* [WHAT TO WORK ON] Extract the lines that carry the string "screenshot" from the listing.
▼▼▼
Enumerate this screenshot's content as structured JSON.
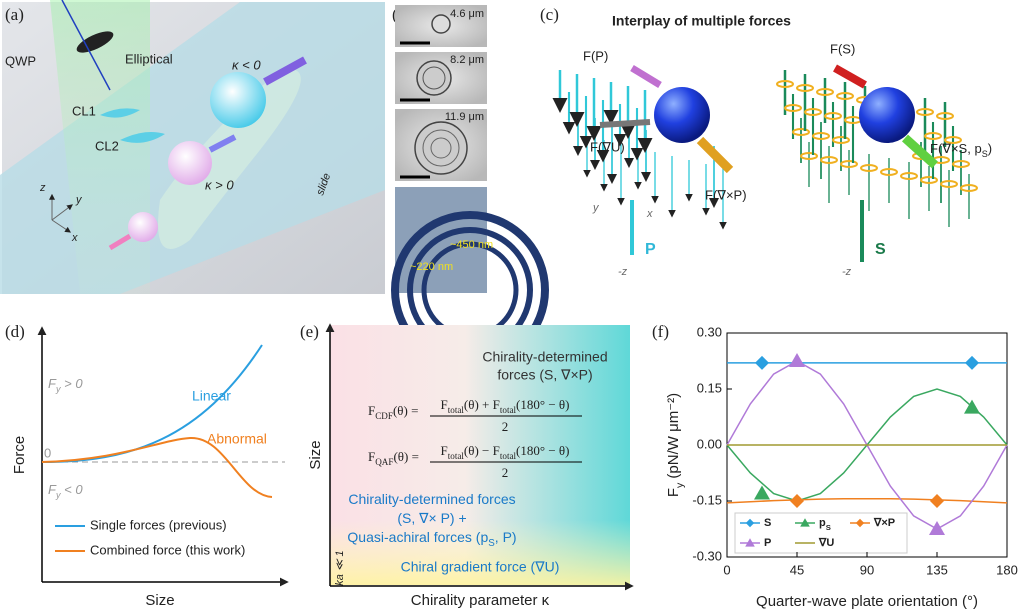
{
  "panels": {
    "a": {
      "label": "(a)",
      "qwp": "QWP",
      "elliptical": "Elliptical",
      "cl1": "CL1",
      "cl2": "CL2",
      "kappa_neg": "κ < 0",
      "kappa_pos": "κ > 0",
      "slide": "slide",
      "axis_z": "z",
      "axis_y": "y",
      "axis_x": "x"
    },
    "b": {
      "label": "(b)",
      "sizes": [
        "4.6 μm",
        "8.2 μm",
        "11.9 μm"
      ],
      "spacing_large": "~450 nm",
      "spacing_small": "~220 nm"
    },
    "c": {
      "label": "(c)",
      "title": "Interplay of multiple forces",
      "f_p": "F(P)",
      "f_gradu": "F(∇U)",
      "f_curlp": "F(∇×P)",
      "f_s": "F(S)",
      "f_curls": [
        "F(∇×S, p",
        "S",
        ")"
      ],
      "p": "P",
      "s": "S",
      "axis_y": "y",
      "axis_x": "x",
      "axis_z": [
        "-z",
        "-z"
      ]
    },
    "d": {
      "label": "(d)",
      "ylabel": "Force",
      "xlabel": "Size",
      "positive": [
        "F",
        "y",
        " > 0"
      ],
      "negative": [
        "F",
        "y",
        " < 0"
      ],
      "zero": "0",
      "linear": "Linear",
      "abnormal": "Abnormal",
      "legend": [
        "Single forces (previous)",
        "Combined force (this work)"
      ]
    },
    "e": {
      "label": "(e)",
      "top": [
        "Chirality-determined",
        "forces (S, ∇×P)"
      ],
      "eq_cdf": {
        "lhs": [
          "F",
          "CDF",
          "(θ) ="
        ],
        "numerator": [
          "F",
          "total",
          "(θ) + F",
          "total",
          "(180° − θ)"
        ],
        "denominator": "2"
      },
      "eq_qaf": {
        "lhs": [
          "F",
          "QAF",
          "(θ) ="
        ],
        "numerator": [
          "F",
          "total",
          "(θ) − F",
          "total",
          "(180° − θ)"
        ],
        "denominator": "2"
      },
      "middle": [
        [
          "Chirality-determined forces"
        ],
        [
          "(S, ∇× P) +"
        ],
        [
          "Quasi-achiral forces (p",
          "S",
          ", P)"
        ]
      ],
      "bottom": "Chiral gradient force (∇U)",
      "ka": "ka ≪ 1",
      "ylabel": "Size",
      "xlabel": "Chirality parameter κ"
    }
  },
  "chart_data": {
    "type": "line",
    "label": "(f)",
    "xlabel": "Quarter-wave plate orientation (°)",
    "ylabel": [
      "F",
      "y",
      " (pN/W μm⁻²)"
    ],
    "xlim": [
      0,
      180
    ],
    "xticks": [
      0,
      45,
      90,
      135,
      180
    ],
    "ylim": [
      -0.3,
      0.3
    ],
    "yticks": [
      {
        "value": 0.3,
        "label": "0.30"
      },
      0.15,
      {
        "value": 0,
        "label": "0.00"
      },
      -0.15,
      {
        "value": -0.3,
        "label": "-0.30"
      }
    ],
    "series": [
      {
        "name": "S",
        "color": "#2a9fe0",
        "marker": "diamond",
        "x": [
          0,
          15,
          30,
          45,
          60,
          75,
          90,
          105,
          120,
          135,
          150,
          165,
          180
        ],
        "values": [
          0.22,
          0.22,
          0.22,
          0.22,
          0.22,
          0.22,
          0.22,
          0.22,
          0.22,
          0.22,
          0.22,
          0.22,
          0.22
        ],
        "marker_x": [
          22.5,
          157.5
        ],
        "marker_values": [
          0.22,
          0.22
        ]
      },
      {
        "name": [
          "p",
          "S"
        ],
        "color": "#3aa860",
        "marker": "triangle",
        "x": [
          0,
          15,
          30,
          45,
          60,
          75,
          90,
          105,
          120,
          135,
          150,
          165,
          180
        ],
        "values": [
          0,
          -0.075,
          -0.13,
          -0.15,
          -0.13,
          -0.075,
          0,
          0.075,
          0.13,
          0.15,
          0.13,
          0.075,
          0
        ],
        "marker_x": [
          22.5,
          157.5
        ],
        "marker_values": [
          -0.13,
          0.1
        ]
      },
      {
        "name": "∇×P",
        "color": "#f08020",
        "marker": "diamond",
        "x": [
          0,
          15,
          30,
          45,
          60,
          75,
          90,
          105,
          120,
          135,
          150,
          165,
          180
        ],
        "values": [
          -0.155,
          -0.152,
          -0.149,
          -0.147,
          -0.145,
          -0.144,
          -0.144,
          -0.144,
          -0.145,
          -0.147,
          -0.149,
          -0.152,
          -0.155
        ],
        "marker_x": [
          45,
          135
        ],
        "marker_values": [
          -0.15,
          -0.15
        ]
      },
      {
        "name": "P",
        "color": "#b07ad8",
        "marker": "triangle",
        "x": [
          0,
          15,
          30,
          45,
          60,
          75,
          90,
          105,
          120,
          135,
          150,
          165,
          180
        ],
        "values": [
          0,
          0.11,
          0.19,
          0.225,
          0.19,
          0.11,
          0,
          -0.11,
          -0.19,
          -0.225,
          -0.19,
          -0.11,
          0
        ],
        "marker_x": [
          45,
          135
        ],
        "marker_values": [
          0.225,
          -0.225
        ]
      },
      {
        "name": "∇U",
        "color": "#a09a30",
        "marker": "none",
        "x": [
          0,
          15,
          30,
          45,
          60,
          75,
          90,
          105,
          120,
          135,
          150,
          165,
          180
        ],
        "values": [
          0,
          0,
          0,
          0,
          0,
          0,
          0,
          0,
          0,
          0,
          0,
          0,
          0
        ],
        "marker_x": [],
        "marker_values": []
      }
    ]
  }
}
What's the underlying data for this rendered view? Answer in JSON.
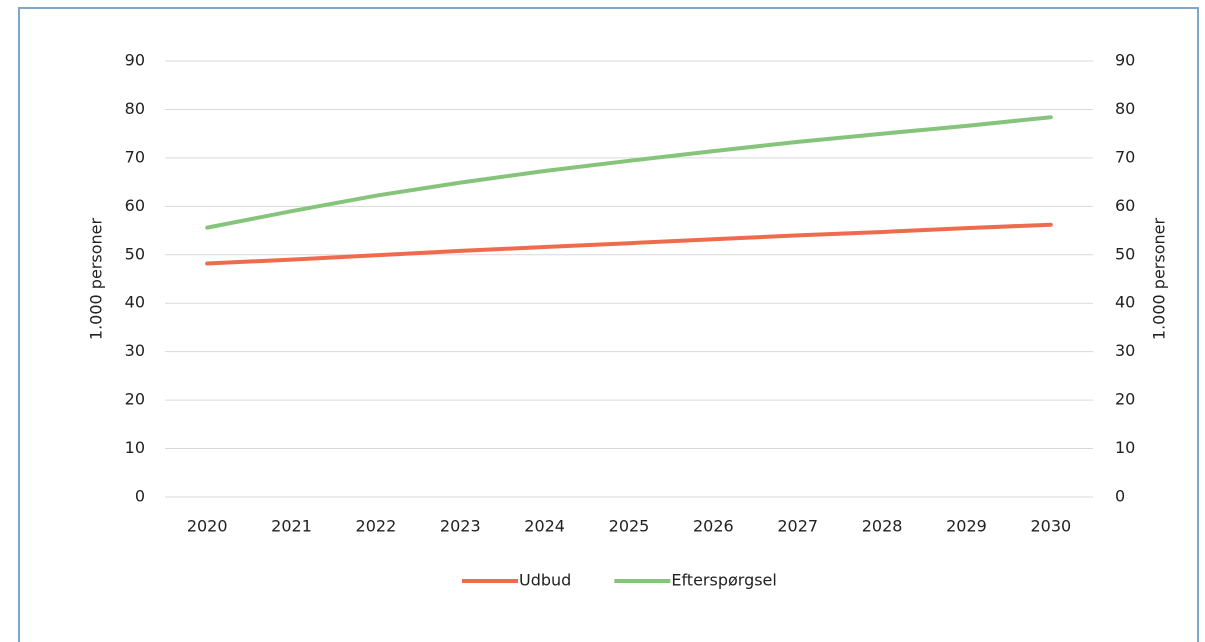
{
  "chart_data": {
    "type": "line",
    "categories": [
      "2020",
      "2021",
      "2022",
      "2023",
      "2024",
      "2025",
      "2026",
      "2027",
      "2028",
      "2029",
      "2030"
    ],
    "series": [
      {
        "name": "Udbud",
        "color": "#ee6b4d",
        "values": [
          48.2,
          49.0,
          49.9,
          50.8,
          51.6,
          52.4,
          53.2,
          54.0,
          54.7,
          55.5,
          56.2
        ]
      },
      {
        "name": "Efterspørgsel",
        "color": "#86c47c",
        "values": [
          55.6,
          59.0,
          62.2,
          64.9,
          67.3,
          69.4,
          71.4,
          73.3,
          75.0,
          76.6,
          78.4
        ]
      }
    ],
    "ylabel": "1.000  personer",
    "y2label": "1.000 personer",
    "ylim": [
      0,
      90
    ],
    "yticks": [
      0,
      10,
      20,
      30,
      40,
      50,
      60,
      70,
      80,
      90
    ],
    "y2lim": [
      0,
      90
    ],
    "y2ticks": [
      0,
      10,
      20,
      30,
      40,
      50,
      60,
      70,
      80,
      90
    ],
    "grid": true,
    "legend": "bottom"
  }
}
▲▲▲
▼▼▼
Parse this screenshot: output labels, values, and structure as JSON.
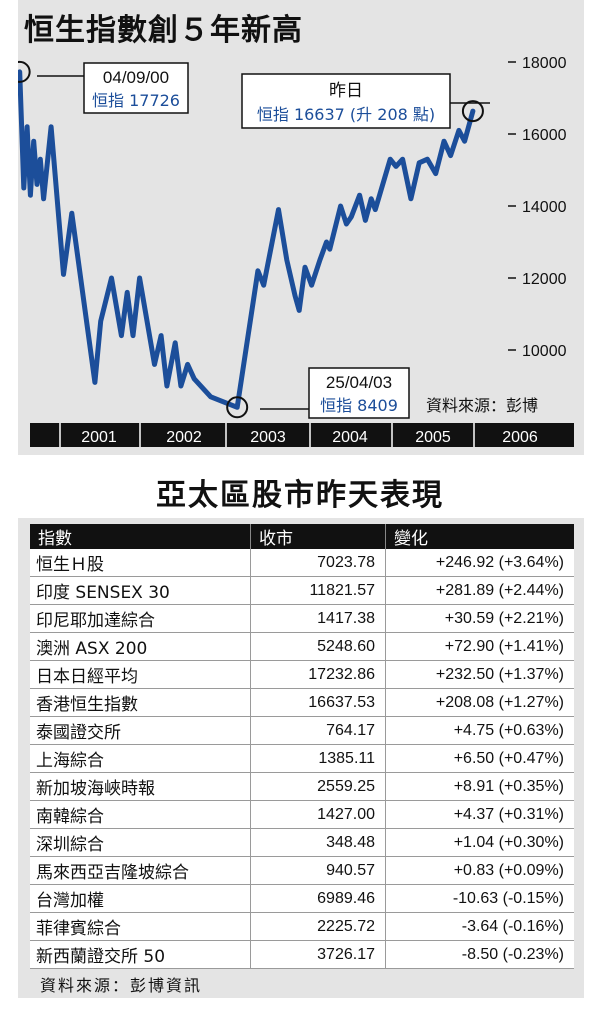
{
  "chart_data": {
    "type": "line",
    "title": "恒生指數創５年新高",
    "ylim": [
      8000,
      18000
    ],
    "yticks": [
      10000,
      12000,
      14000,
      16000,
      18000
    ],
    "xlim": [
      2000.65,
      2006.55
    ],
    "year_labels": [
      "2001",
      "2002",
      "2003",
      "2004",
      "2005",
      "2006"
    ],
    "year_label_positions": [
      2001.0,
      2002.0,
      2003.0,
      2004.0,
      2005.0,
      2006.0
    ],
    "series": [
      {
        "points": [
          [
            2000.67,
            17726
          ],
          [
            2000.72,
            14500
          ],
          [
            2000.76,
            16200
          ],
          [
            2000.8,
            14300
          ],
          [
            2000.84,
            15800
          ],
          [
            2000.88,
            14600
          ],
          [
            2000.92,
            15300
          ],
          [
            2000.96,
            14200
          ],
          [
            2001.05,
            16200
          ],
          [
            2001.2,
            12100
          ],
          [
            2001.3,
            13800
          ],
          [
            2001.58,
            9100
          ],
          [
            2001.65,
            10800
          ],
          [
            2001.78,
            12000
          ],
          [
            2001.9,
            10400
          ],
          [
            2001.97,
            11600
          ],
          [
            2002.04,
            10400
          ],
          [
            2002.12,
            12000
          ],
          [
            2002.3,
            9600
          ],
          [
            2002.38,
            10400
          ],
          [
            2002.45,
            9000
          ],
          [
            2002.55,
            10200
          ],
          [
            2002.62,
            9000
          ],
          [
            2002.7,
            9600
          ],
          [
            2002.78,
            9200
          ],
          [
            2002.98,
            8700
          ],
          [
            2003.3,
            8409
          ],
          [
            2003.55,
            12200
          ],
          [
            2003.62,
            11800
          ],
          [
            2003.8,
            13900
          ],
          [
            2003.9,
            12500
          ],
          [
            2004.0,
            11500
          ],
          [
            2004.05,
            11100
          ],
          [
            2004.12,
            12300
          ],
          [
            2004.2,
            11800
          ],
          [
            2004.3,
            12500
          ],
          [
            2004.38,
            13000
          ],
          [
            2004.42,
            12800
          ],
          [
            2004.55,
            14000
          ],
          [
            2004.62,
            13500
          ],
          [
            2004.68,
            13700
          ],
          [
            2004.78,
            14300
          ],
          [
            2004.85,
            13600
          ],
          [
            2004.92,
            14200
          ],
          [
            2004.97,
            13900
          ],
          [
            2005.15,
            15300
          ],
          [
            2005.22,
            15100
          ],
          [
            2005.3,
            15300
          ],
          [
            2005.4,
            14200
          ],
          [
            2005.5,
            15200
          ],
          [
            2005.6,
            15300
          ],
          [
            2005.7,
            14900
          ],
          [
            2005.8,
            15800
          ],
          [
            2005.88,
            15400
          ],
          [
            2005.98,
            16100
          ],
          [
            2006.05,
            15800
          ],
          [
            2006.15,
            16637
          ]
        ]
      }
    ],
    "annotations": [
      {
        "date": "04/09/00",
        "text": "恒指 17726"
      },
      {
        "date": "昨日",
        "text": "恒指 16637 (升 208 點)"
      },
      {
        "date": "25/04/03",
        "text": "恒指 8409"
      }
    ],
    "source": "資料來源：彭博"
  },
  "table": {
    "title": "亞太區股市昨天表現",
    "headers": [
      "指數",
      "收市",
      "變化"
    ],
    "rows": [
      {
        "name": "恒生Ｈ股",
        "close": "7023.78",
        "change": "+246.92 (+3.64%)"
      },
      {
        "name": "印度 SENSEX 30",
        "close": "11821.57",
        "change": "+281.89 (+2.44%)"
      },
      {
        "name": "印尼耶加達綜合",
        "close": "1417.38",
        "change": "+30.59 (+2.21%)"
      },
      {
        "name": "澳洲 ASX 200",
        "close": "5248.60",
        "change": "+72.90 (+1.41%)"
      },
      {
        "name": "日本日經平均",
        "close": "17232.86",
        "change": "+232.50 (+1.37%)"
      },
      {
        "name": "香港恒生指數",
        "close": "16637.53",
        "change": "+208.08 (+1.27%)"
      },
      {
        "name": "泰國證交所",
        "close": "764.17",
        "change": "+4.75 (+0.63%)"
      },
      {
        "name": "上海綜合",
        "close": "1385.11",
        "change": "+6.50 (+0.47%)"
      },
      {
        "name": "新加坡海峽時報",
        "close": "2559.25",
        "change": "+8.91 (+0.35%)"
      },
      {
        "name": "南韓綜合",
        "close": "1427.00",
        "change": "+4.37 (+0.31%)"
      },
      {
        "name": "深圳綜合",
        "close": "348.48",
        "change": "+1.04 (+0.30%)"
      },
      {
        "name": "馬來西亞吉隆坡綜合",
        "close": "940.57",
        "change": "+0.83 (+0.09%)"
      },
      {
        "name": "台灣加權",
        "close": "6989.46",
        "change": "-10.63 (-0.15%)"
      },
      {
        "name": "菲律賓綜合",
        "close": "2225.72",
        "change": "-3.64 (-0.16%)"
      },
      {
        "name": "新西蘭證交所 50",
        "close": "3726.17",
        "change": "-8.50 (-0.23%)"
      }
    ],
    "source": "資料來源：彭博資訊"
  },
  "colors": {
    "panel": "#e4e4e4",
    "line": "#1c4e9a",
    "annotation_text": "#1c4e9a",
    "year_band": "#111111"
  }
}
▲▲▲
▼▼▼
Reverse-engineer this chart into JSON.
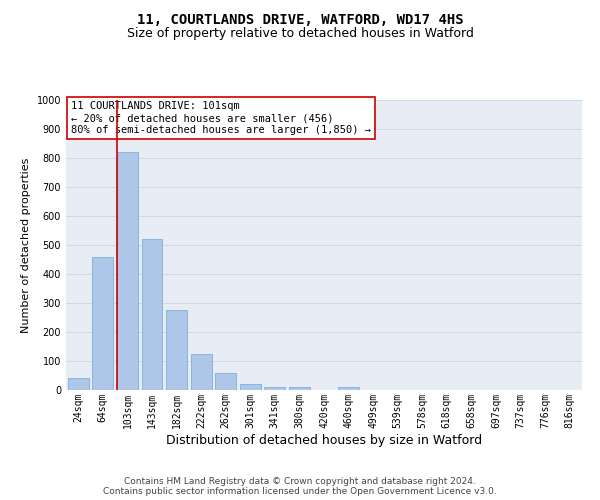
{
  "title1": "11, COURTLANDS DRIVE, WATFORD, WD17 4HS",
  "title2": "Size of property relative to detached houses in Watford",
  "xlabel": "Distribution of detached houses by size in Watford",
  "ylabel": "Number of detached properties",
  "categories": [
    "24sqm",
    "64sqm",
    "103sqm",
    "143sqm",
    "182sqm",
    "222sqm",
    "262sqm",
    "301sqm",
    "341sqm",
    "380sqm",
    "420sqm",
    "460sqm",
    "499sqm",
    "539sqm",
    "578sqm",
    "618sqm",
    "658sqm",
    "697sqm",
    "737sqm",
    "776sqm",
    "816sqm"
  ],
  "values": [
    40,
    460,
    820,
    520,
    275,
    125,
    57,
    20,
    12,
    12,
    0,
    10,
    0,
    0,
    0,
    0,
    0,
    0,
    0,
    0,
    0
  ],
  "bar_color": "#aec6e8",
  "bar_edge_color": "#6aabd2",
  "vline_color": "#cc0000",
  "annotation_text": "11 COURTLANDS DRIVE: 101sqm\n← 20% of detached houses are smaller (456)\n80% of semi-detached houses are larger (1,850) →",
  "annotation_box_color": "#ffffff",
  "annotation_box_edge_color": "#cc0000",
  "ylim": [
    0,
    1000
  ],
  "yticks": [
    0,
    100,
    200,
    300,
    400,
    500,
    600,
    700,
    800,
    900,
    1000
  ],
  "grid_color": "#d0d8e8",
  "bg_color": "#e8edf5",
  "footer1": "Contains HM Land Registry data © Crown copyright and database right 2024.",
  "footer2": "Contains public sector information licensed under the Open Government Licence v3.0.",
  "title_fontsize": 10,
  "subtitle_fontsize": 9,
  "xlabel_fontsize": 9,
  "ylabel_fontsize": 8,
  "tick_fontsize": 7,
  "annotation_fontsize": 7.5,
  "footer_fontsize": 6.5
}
▲▲▲
* [CORRECT OUTPUT]
Enumerate this screenshot's content as structured JSON.
Parse this screenshot: output labels, values, and structure as JSON.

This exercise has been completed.